▸ EXERCISE BRIEF: Reproduce, word for word, the lines from the one containing "- x-tick-label: 0.2: [344, 403, 362, 418]" to the one containing "- data-point: [120, 322, 131, 333]", including both of those lines.

++++ RECORDS TO USE

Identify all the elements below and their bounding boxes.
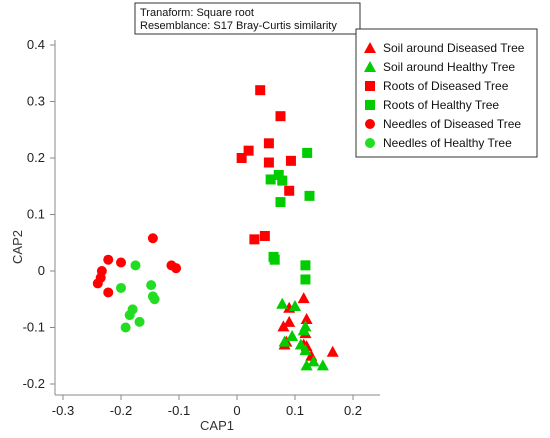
- x-tick-label: 0.2: [344, 403, 362, 418]
- x-axis-title: CAP1: [200, 418, 234, 433]
- y-axis-title: CAP2: [10, 230, 25, 264]
- legend-marker: [364, 61, 376, 72]
- data-point: [289, 300, 301, 312]
- legend-label: Needles of Healthy Tree: [383, 136, 512, 150]
- y-tick-label: 0.4: [27, 37, 45, 52]
- data-point: [277, 320, 290, 332]
- data-point: [276, 297, 289, 309]
- data-point: [171, 263, 182, 274]
- y-tick-label: 0.1: [27, 207, 45, 222]
- data-point: [263, 157, 274, 168]
- data-point: [130, 260, 141, 271]
- y-tick-label: -0.1: [23, 320, 45, 335]
- data-point: [300, 359, 313, 371]
- legend-label: Roots of Healthy Tree: [383, 98, 499, 112]
- x-tick-label: -0.3: [52, 403, 74, 418]
- data-point: [103, 254, 114, 265]
- transform-note-border: [134, 2, 361, 35]
- legend-border: [355, 28, 538, 158]
- data-point: [299, 344, 312, 356]
- data-point: [286, 329, 299, 341]
- data-point: [278, 335, 291, 347]
- data-point: [263, 138, 274, 149]
- transform-note-line-2: Resemblance: S17 Bray-Curtis similarity: [140, 20, 337, 32]
- x-tick-label: -0.2: [110, 403, 132, 418]
- legend-marker: [365, 100, 375, 110]
- data-point: [283, 315, 296, 327]
- y-tick-label: 0: [38, 263, 45, 278]
- data-point: [304, 190, 315, 201]
- data-point: [146, 280, 157, 291]
- data-point: [243, 145, 254, 156]
- data-point: [259, 230, 270, 241]
- data-points: [92, 85, 339, 371]
- data-point: [285, 155, 296, 166]
- legend-label: Soil around Diseased Tree: [383, 41, 525, 55]
- data-point: [273, 169, 284, 180]
- data-point: [326, 345, 339, 357]
- legend: Soil around Diseased Tree Soil around Hea…: [355, 28, 538, 158]
- x-tick-label: 0: [233, 403, 240, 418]
- data-point: [294, 338, 307, 350]
- x-tick-label: -0.1: [168, 403, 190, 418]
- data-point: [284, 185, 295, 196]
- data-point: [236, 153, 247, 163]
- data-point: [307, 355, 320, 367]
- data-point: [269, 254, 280, 265]
- data-point: [300, 313, 313, 325]
- data-point: [134, 316, 145, 327]
- transform-note-line-1: Tranaform: Square root: [140, 7, 254, 19]
- data-point: [120, 322, 131, 333]
- y-tick-label: -0.2: [23, 376, 45, 391]
- data-point: [255, 85, 266, 96]
- data-point: [297, 292, 310, 304]
- axes: [54, 40, 380, 396]
- data-point: [316, 359, 329, 371]
- legend-marker: [365, 81, 375, 91]
- legend-label: Needles of Diseased Tree: [383, 117, 521, 131]
- transform-note: Tranaform: Square root Resemblance: S17 …: [134, 2, 361, 35]
- legend-marker: [365, 119, 375, 129]
- data-point: [92, 278, 103, 289]
- data-point: [275, 197, 286, 208]
- data-point: [103, 287, 114, 298]
- data-point: [249, 234, 260, 245]
- legend-label: Roots of Diseased Tree: [383, 79, 509, 93]
- data-point: [300, 274, 311, 285]
- data-point: [116, 257, 126, 268]
- data-point: [147, 233, 158, 244]
- y-tick-label: 0.3: [27, 94, 45, 109]
- data-point: [297, 324, 310, 336]
- legend-marker: [364, 42, 376, 53]
- data-point: [149, 294, 160, 305]
- data-point: [265, 174, 276, 185]
- data-point: [302, 147, 313, 158]
- ticks: -0.3 -0.2 -0.1 0 0.1 0.2 -0.2 -0.1 0 0.1 0.2 0.3 0.4: [23, 37, 362, 418]
- data-point: [277, 175, 288, 186]
- x-tick-label: 0.1: [286, 403, 304, 418]
- data-point: [300, 260, 311, 271]
- data-point: [124, 310, 135, 321]
- y-tick-label: 0.2: [27, 150, 45, 165]
- data-point: [116, 282, 126, 293]
- legend-marker: [365, 138, 375, 148]
- legend-label: Soil around Healthy Tree: [383, 60, 515, 74]
- data-point: [275, 111, 286, 122]
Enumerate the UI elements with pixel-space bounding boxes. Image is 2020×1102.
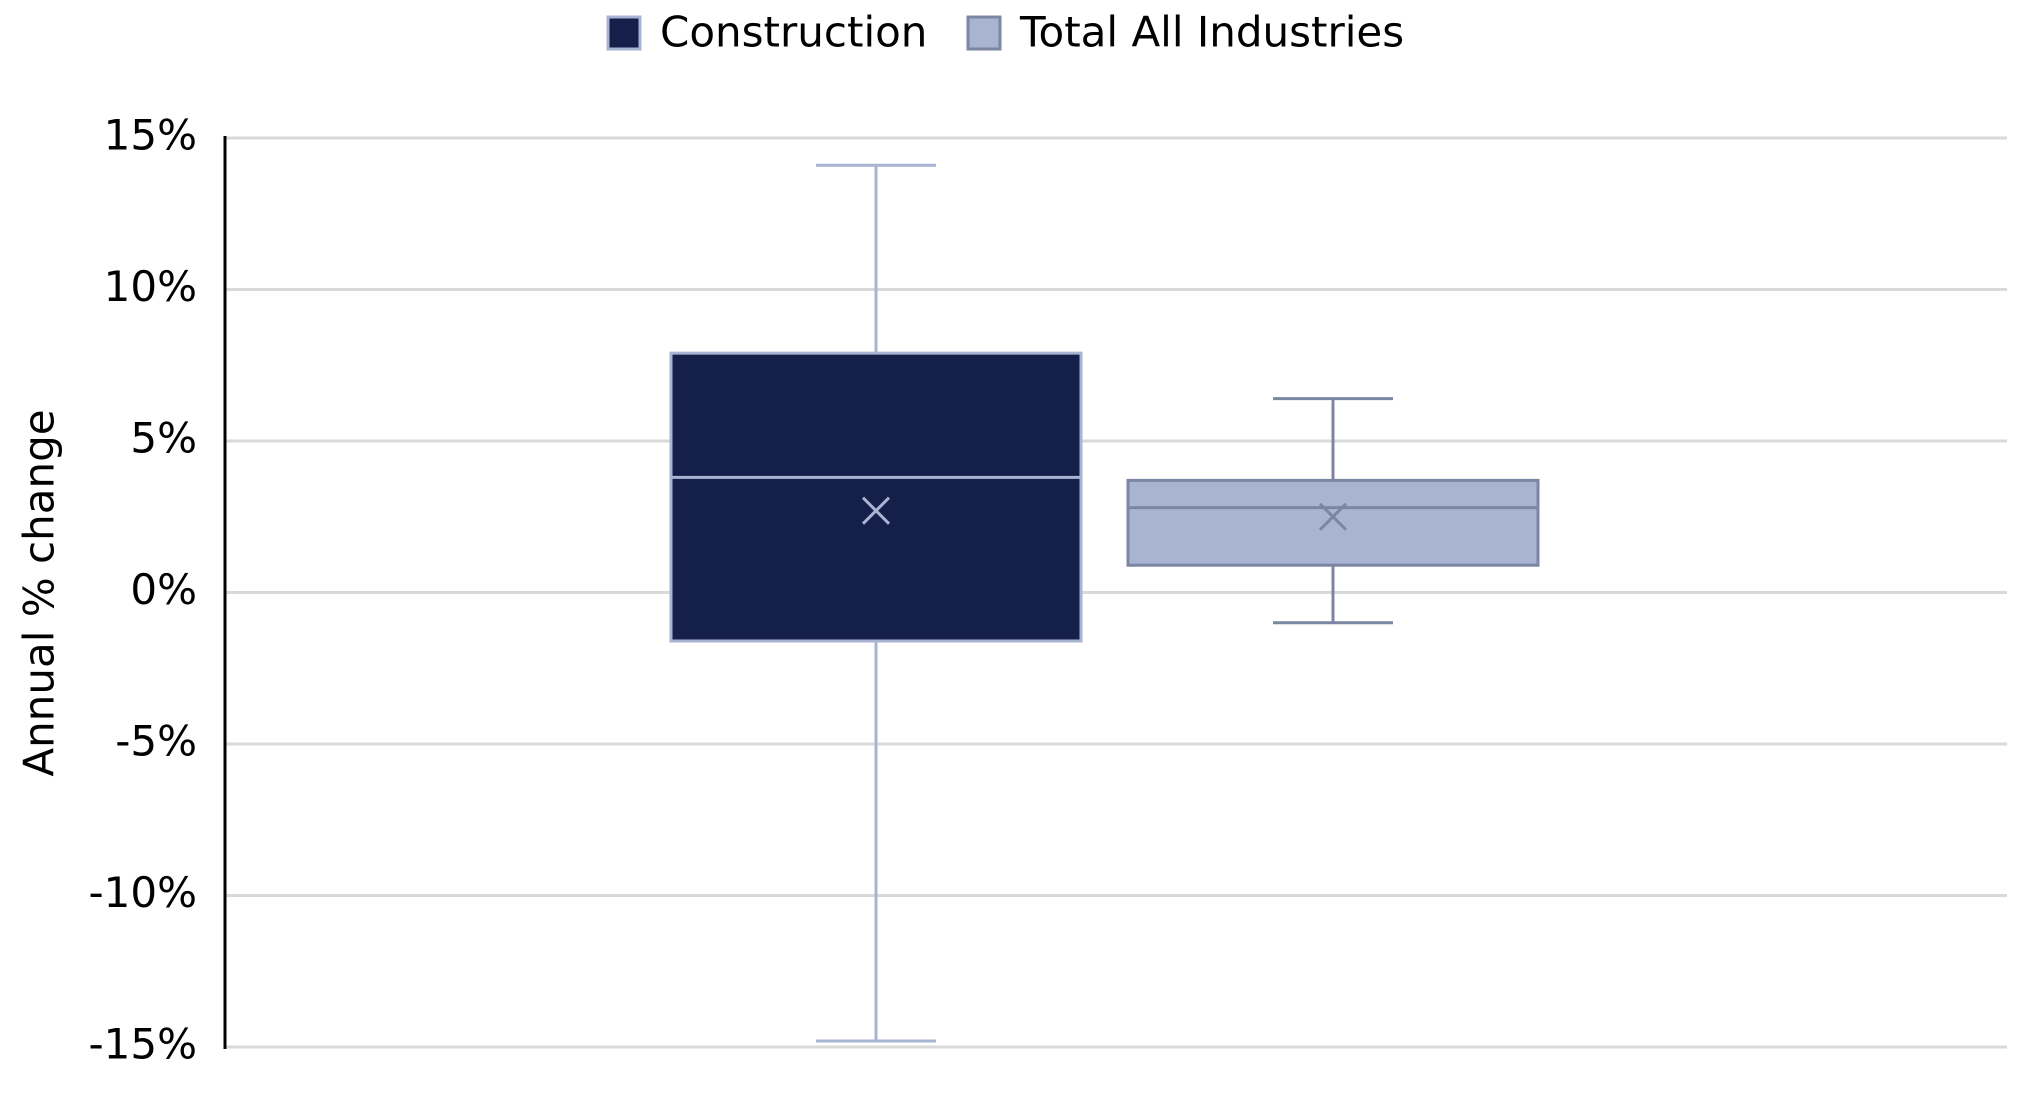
y-tick-label: 5% [130, 414, 197, 463]
legend-swatch [606, 15, 642, 51]
y-tick-label: -10% [88, 868, 197, 917]
legend-label: Total All Industries [1019, 8, 1404, 57]
mean-marker [861, 496, 891, 525]
y-tick-label: 0% [130, 565, 197, 614]
y-tick-label: -5% [115, 717, 197, 766]
y-axis-label: Annual % change [15, 409, 64, 776]
legend-swatch [966, 15, 1002, 51]
legend-label: Construction [660, 8, 927, 57]
mean-marker [1318, 502, 1348, 531]
y-tick-label: 10% [104, 262, 197, 311]
y-tick-label: 15% [104, 111, 197, 160]
y-tick-label: -15% [88, 1020, 197, 1069]
box [669, 351, 1083, 643]
box [1126, 478, 1540, 567]
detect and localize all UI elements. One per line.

++++++++

▸ OUTPUT FOR THIS EXERCISE:
- x-tick-label: 0.2: [344, 403, 362, 418]
- x-axis-title: CAP1: [200, 418, 234, 433]
- y-axis-title: CAP2: [10, 230, 25, 264]
- legend-marker: [364, 61, 376, 72]
- data-point: [289, 300, 301, 312]
- legend-label: Needles of Healthy Tree: [383, 136, 512, 150]
- y-tick-label: 0.4: [27, 37, 45, 52]
- data-point: [277, 320, 290, 332]
- data-point: [276, 297, 289, 309]
- data-point: [171, 263, 182, 274]
- y-tick-label: 0.1: [27, 207, 45, 222]
- data-point: [263, 157, 274, 168]
- data-point: [130, 260, 141, 271]
- y-tick-label: -0.1: [23, 320, 45, 335]
- data-point: [300, 359, 313, 371]
- legend-label: Roots of Healthy Tree: [383, 98, 499, 112]
- x-tick-label: -0.3: [52, 403, 74, 418]
- data-point: [103, 254, 114, 265]
- transform-note-border: [134, 2, 361, 35]
- legend-border: [355, 28, 538, 158]
- data-point: [299, 344, 312, 356]
- data-point: [286, 329, 299, 341]
- data-point: [278, 335, 291, 347]
- data-point: [263, 138, 274, 149]
- transform-note-line-2: Resemblance: S17 Bray-Curtis similarity: [140, 20, 337, 32]
- x-tick-label: -0.2: [110, 403, 132, 418]
- legend-marker: [365, 100, 375, 110]
- data-point: [283, 315, 296, 327]
- y-tick-label: 0: [38, 263, 45, 278]
- data-point: [304, 190, 315, 201]
- data-point: [146, 280, 157, 291]
- data-point: [243, 145, 254, 156]
- data-point: [259, 230, 270, 241]
- data-points: [92, 85, 339, 371]
- data-point: [285, 155, 296, 166]
- legend-label: Soil around Diseased Tree: [383, 41, 525, 55]
- data-point: [273, 169, 284, 180]
- data-point: [326, 345, 339, 357]
- legend: Soil around Diseased Tree Soil around Hea…: [355, 28, 538, 158]
- x-tick-label: 0: [233, 403, 240, 418]
- data-point: [294, 338, 307, 350]
- x-tick-label: -0.1: [168, 403, 190, 418]
- data-point: [284, 185, 295, 196]
- data-point: [236, 153, 247, 163]
- data-point: [307, 355, 320, 367]
- data-point: [269, 254, 280, 265]
- data-point: [300, 313, 313, 325]
- data-point: [134, 316, 145, 327]
- transform-note-line-1: Tranaform: Square root: [140, 7, 254, 19]
- data-point: [120, 322, 131, 333]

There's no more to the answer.